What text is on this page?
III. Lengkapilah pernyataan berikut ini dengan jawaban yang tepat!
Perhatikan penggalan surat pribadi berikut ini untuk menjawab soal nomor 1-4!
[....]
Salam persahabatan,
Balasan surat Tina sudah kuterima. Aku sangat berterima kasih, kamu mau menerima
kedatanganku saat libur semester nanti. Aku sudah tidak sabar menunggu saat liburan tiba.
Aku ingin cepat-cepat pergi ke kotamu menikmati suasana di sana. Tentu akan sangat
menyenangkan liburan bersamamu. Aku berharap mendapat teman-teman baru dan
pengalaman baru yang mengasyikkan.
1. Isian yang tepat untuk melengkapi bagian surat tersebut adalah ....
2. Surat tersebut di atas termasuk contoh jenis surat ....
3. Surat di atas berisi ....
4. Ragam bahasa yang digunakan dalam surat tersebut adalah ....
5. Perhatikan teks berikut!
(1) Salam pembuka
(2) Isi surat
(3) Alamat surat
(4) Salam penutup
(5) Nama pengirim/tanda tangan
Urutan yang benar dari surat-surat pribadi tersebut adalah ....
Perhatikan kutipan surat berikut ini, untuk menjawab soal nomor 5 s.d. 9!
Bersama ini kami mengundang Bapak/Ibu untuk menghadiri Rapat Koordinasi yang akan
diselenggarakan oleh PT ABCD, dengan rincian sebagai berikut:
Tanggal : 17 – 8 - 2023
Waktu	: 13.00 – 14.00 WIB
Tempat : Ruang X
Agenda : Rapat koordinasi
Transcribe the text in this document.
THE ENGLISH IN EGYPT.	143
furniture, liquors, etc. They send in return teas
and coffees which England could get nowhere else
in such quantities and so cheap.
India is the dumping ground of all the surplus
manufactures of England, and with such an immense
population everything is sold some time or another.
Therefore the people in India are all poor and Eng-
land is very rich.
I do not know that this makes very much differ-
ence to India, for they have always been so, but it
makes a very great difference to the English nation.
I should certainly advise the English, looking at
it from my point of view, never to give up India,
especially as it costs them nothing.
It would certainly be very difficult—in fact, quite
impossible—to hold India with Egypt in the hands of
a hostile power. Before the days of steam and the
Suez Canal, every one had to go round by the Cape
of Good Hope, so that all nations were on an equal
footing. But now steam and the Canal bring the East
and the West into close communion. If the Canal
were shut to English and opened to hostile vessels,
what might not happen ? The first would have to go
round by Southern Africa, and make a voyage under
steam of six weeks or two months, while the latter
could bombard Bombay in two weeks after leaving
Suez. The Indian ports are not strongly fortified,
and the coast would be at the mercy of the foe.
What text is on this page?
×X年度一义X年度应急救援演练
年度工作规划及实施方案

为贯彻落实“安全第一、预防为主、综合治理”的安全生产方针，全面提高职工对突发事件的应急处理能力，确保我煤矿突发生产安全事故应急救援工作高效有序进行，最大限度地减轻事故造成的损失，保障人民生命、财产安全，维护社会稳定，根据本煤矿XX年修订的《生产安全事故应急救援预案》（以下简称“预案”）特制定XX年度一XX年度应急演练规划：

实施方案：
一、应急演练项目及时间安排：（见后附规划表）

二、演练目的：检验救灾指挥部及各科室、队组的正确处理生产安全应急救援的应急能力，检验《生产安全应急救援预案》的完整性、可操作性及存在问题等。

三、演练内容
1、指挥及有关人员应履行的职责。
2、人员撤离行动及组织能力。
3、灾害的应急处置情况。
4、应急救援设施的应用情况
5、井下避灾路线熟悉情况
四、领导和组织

········

### TASK BRIEF
Show every line from the listing above in which the string "Perhatikan" appears.

### FINAL ANSWER
Perhatikan penggalan surat pribadi berikut ini untuk menjawab soal nomor 1-4!
5. Perhatikan teks berikut!
Perhatikan kutipan surat berikut ini, untuk menjawab soal nomor 5 s.d. 9!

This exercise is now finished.